Stored records:
★ ★ ★ ★

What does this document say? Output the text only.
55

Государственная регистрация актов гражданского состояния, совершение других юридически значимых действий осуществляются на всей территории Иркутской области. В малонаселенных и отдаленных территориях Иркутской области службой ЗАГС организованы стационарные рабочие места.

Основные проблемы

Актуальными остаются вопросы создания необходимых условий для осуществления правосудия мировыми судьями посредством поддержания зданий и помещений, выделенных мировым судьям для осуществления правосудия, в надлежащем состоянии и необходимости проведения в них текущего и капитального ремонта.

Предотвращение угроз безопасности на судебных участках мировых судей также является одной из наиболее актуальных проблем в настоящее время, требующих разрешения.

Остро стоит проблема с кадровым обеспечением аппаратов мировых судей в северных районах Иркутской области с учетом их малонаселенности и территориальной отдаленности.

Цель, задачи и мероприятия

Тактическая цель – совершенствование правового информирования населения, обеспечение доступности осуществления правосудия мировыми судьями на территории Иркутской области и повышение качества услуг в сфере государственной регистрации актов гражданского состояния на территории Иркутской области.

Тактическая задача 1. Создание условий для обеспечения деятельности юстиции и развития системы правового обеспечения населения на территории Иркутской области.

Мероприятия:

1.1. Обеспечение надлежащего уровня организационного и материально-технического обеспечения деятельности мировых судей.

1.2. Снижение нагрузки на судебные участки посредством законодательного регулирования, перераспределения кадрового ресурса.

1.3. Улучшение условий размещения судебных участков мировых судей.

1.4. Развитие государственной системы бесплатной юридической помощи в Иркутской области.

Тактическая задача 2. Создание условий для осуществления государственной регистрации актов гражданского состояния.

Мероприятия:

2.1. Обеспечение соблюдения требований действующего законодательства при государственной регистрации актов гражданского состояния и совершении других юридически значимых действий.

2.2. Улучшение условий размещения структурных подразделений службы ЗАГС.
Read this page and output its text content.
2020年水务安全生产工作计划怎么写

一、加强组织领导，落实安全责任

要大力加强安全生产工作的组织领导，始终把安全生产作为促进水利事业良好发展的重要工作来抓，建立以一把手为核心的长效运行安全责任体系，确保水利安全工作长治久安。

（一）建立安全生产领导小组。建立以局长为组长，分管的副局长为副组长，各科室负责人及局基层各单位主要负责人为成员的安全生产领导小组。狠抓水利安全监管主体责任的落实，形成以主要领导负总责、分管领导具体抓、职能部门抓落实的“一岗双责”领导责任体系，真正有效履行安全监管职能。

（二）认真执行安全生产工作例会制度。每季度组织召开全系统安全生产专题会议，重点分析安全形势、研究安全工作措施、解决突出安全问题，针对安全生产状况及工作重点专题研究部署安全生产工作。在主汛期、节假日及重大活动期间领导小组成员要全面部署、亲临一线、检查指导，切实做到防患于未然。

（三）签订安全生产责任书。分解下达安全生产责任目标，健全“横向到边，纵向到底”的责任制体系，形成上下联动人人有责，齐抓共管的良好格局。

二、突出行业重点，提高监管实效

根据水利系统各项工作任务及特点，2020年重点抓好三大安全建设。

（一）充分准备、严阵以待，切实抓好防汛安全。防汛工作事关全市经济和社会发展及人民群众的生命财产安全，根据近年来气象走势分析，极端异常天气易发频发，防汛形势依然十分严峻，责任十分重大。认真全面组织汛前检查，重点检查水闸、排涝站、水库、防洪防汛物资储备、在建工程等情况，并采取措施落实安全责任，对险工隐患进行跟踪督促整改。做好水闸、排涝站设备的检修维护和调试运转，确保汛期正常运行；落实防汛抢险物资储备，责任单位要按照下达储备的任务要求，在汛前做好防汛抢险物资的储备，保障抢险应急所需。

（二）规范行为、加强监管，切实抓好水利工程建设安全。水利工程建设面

★ ★ ★ ★

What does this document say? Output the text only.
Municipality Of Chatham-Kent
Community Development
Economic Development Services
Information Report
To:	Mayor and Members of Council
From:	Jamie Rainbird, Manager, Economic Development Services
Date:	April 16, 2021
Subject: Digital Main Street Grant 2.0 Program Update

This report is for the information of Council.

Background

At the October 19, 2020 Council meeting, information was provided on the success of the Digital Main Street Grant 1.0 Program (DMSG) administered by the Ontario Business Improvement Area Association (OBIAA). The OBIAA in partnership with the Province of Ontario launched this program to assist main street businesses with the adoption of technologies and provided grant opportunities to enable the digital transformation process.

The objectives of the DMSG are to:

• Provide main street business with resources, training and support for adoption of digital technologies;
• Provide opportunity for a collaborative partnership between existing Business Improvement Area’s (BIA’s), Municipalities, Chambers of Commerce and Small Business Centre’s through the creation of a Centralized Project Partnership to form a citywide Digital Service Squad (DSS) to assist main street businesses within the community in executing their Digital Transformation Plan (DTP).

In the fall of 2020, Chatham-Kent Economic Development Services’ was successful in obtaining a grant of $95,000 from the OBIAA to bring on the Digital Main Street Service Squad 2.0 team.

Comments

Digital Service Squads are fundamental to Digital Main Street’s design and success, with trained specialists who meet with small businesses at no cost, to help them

★ ★ ★ ★

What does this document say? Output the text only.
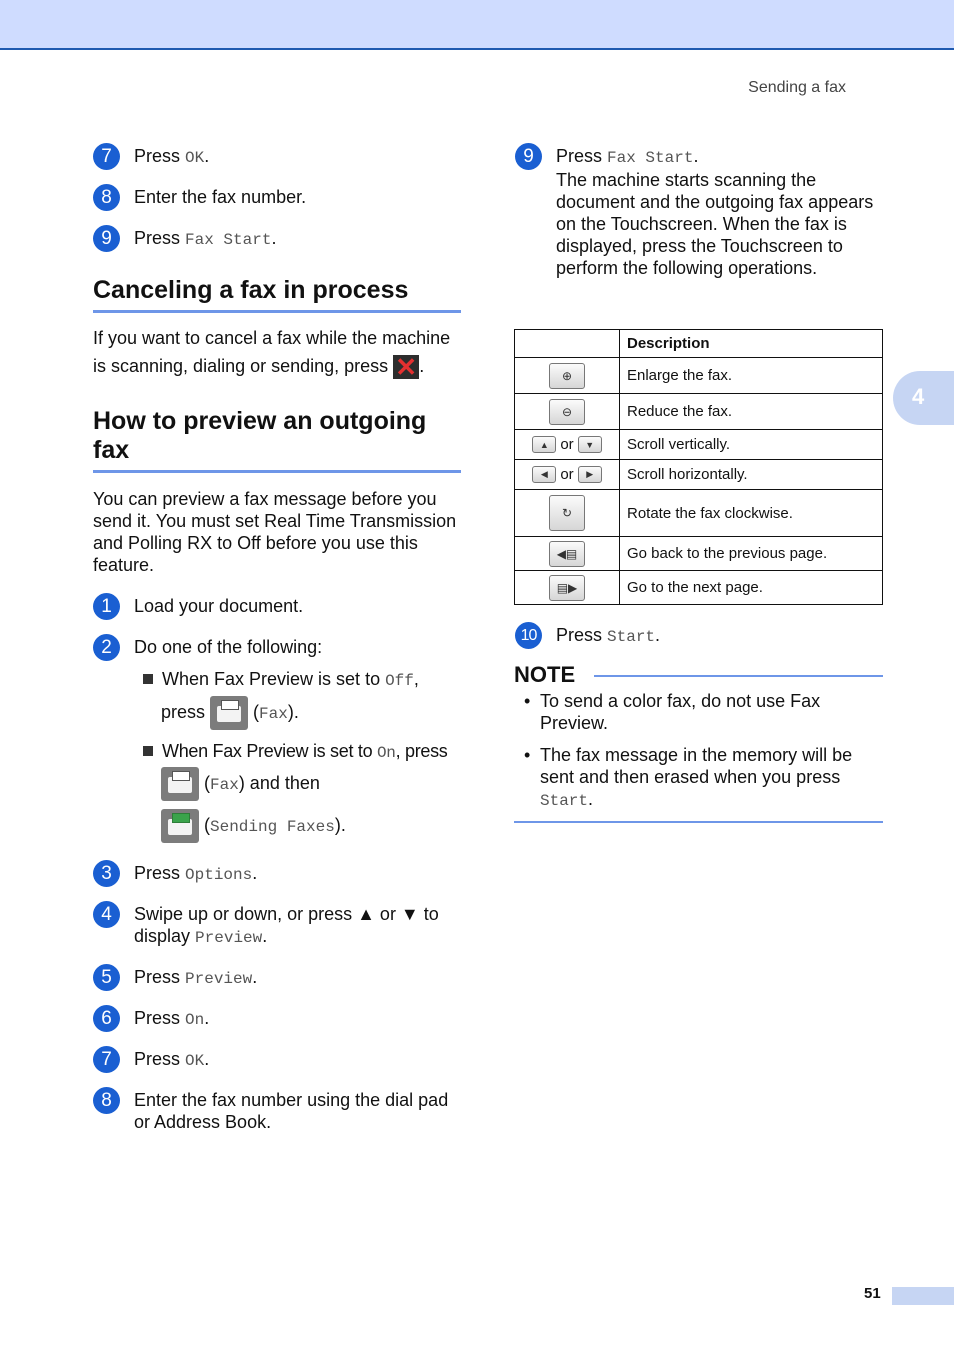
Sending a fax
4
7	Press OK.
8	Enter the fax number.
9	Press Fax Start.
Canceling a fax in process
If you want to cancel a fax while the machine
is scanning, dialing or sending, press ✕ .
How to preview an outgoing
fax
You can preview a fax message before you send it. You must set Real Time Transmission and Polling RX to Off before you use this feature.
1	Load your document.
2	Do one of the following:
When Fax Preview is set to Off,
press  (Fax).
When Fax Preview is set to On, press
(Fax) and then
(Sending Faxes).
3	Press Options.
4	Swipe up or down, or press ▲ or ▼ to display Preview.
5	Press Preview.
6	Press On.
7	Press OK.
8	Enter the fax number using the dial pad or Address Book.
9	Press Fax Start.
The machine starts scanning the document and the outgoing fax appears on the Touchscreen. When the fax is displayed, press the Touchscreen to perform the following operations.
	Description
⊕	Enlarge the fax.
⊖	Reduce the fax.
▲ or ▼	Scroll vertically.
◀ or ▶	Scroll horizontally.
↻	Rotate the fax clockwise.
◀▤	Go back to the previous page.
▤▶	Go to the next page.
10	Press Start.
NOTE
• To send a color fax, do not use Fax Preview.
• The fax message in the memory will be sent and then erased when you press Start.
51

★ ★ ★ ★

EXERCISE → Using the entries above, return each line in which the word "судебных" occurs.

TASK ANSWER →
Предотвращение угроз безопасности на судебных участках мировых судей также является одной из наиболее актуальных проблем в настоящее время, требующих разрешения.
1.3. Улучшение условий размещения судебных участков мировых судей.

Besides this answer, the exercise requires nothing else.